Exercise prompt: Report every line from the material that contains the word "Latin".

Dataset rows:
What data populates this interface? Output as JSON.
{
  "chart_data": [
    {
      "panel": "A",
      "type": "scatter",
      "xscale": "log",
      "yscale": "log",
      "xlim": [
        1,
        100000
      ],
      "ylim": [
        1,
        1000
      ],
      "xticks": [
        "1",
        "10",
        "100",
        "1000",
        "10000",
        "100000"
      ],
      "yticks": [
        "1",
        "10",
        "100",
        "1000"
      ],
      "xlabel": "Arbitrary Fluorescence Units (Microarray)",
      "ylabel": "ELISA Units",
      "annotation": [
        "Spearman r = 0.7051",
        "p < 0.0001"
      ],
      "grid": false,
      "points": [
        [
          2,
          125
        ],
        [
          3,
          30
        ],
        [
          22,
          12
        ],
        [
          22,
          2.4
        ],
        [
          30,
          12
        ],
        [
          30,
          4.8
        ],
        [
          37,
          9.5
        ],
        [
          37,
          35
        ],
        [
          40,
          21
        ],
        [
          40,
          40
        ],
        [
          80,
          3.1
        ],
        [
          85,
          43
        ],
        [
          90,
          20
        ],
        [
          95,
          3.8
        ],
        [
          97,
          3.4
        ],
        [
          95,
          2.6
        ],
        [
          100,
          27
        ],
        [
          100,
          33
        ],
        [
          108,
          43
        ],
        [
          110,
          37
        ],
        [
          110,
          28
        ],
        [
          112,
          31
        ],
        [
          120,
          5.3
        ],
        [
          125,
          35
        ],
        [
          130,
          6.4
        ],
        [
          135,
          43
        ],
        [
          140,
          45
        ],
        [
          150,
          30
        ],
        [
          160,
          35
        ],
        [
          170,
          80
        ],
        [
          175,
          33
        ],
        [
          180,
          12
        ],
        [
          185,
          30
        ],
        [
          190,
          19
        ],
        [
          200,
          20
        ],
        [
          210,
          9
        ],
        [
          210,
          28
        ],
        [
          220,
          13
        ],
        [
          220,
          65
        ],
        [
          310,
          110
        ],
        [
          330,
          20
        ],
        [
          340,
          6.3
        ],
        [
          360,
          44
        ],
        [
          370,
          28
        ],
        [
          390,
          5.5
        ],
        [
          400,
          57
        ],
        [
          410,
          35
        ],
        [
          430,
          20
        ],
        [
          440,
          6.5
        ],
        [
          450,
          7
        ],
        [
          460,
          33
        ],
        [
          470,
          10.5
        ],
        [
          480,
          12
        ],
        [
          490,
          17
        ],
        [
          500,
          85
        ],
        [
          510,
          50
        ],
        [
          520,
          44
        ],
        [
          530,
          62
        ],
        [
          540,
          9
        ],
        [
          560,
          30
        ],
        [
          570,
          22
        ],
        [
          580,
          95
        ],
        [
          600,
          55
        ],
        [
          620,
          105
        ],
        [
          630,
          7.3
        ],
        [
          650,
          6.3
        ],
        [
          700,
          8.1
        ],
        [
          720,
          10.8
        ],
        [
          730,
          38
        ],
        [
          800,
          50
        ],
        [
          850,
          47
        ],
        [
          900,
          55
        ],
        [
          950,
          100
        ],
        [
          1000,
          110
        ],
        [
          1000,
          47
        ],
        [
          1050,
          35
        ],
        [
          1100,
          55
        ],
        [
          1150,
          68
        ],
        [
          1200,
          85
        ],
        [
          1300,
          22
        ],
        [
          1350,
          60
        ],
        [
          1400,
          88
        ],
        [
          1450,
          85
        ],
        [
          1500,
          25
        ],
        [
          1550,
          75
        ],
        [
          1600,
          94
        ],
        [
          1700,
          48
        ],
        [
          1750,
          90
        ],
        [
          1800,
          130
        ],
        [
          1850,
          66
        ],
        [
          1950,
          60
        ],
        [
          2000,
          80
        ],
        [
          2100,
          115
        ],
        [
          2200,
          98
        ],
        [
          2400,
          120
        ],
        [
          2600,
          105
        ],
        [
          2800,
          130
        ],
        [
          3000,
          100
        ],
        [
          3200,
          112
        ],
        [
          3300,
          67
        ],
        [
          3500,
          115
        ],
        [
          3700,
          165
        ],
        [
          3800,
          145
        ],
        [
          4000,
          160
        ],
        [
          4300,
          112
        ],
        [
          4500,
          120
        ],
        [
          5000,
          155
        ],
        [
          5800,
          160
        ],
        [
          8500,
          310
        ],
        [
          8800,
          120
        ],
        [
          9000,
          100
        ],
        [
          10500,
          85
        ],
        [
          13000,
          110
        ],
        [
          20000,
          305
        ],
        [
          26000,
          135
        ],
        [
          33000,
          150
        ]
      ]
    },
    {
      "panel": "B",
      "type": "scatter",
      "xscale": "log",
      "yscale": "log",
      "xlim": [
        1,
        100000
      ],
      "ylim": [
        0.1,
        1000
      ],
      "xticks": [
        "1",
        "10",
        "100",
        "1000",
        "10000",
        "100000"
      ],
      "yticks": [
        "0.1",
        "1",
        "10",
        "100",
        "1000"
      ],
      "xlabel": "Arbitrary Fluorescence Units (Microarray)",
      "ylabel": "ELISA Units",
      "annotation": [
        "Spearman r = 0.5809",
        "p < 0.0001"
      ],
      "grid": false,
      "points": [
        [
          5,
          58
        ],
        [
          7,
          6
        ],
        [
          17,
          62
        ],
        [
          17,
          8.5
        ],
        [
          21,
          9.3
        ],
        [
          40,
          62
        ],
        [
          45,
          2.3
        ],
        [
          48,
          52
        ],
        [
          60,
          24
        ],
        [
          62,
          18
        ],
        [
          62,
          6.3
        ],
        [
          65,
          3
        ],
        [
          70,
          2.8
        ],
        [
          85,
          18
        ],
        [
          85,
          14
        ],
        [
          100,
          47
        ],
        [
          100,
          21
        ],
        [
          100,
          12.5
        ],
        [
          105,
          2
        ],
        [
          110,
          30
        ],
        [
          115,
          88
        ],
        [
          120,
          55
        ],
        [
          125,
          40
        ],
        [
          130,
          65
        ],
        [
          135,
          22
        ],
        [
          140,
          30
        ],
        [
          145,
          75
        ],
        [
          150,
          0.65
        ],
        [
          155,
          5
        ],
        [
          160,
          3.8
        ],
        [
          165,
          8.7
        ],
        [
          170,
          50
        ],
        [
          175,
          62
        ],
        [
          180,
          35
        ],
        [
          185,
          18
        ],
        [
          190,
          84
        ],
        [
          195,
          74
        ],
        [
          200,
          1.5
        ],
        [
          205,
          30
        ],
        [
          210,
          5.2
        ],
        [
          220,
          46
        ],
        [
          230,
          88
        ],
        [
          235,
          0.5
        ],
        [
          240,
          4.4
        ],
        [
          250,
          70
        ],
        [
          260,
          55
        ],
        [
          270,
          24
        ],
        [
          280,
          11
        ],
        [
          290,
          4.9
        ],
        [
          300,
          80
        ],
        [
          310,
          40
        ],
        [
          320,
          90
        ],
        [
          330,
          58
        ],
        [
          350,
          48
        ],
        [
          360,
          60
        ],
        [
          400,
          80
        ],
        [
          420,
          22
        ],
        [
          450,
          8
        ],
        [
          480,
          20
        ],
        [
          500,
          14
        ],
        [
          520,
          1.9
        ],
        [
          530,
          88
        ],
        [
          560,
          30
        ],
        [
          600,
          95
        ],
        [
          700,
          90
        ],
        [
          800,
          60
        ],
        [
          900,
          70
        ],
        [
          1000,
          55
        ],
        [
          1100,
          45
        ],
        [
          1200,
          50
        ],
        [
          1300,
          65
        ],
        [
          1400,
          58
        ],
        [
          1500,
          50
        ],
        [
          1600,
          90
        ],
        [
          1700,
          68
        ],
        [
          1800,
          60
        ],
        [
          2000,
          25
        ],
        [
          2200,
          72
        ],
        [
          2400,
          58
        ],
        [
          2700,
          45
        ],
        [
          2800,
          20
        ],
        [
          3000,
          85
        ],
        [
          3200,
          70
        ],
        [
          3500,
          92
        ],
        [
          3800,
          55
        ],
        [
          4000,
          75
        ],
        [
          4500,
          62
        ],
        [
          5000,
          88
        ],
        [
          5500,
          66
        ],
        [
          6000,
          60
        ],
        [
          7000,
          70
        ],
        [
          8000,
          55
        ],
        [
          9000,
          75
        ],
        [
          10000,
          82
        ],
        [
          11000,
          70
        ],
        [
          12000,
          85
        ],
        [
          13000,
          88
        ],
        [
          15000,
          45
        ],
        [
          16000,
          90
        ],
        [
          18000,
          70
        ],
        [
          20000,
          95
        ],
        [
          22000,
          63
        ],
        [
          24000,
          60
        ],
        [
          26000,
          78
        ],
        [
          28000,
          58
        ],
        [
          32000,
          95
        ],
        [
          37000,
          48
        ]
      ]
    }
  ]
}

...

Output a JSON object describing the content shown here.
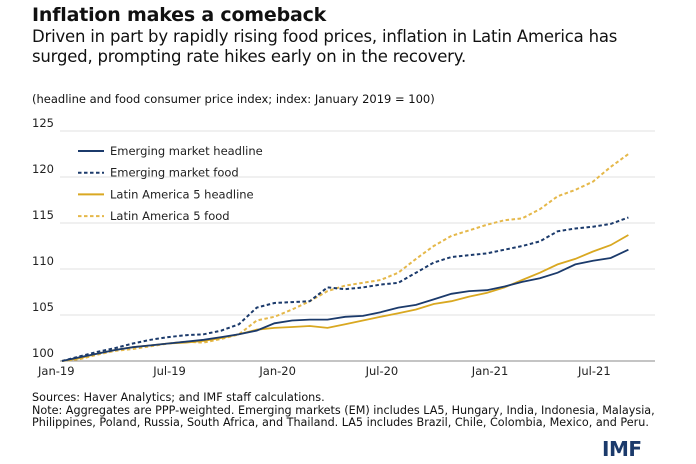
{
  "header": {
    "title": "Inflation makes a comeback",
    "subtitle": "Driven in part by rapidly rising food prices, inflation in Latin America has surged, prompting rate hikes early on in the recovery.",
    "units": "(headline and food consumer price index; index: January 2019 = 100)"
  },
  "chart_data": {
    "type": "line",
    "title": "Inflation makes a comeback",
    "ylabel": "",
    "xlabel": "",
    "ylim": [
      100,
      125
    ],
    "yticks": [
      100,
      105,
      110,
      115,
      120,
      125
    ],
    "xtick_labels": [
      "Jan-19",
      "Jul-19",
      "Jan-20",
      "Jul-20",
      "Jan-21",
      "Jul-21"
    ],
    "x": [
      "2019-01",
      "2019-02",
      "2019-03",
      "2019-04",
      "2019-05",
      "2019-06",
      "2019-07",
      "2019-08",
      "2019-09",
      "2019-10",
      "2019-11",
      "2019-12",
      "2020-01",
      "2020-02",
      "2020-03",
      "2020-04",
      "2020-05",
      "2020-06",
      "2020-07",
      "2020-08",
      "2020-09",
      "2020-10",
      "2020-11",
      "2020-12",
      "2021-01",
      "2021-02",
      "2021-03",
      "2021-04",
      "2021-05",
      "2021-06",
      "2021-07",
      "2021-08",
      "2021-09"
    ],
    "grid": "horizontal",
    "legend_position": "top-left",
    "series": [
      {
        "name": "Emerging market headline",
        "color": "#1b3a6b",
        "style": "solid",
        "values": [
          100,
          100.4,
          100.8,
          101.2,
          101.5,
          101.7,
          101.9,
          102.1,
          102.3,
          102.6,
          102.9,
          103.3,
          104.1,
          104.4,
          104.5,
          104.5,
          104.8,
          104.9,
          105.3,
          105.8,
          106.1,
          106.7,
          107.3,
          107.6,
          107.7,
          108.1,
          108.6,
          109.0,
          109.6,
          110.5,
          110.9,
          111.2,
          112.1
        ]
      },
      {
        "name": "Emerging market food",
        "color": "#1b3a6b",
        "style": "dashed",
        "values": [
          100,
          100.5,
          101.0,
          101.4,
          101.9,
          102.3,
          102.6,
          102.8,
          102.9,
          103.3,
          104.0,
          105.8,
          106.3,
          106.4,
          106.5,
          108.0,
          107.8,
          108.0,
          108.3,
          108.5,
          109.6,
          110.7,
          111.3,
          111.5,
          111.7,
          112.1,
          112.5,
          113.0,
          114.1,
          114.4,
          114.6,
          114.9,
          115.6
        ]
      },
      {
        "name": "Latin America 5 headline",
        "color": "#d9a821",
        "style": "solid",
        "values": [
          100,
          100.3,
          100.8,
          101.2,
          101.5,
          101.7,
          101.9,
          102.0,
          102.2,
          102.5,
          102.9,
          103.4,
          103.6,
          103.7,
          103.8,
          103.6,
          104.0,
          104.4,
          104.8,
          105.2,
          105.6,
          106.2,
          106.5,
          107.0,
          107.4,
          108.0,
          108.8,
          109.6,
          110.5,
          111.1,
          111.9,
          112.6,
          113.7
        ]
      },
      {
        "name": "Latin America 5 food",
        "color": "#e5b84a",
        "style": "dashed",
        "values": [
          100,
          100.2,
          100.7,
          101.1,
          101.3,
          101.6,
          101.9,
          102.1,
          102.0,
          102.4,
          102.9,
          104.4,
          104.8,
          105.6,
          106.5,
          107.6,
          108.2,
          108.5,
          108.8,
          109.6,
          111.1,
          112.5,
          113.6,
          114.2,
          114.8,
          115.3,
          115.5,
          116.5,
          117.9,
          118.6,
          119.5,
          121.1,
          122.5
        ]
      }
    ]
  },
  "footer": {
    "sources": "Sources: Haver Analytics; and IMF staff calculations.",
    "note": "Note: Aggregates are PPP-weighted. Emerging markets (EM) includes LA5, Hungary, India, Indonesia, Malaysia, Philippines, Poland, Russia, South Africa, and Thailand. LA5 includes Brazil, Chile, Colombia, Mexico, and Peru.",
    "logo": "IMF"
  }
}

Response below:
    "subtitle": "Driven in part by rapidly rising food prices, inflation in Latin America has surged, prompting rate hikes early on in the recovery.",
        "name": "Latin America 5 headline",
        "name": "Latin America 5 food",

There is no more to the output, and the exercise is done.